[BEGIN MATERIAL PROVIDED]
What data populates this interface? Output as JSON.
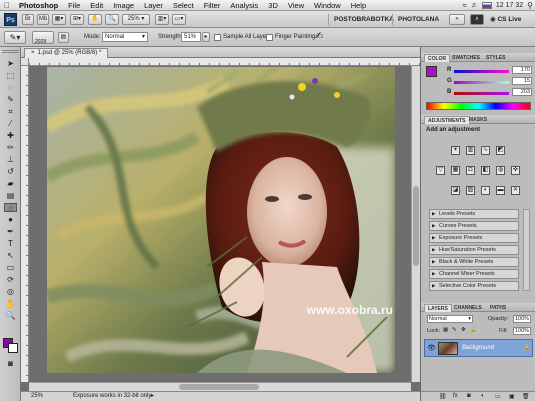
{
  "menubar": {
    "apple": "",
    "app": "Photoshop",
    "items": [
      "File",
      "Edit",
      "Image",
      "Layer",
      "Select",
      "Filter",
      "Analysis",
      "3D",
      "View",
      "Window",
      "Help"
    ],
    "clock": "12 17 32",
    "wifi_icon": "wifi-icon",
    "volume_icon": "speaker-icon"
  },
  "appbar": {
    "logo": "Ps",
    "zoom": "25%",
    "workspaces": [
      "POSTOBRABOTKA",
      "PHOTOLANA"
    ],
    "cs_live": "CS Live"
  },
  "options": {
    "brush_size": "2028",
    "mode_label": "Mode:",
    "mode_value": "Normal",
    "strength_label": "Strength:",
    "strength_value": "51%",
    "sample_all_layers": "Sample All Layers",
    "finger_painting": "Finger Painting"
  },
  "document": {
    "tab_title": "1.psd @ 25% (RGB/8) *",
    "zoom": "25%",
    "status_text": "Exposure works in 32-bit only"
  },
  "color_panel": {
    "tabs": [
      "COLOR",
      "SWATCHES",
      "STYLES"
    ],
    "r": "170",
    "g": "15",
    "b": "203",
    "fg_color": "#aa0fcb"
  },
  "adjustments_panel": {
    "tabs": [
      "ADJUSTMENTS",
      "MASKS"
    ],
    "heading": "Add an adjustment",
    "presets": [
      "Levels Presets",
      "Curves Presets",
      "Exposure Presets",
      "Hue/Saturation Presets",
      "Black & White Presets",
      "Channel Mixer Presets",
      "Selective Color Presets"
    ]
  },
  "layers_panel": {
    "tabs": [
      "LAYERS",
      "CHANNELS",
      "PATHS"
    ],
    "blend_mode": "Normal",
    "opacity_label": "Opacity:",
    "opacity_value": "100%",
    "lock_label": "Lock:",
    "fill_label": "Fill:",
    "fill_value": "100%",
    "layers": [
      {
        "name": "Background",
        "locked": true,
        "visible": true
      }
    ]
  },
  "watermark": "www.oxobra.ru"
}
[END MATERIAL PROVIDED]
* **WRITTEN PROBLEM**
All lines in the data that contain the word "Exposure" should be copied.

* **ANSWER TO THIS TASK**
    "status_text": "Exposure works in 32-bit only"
      "Exposure Presets",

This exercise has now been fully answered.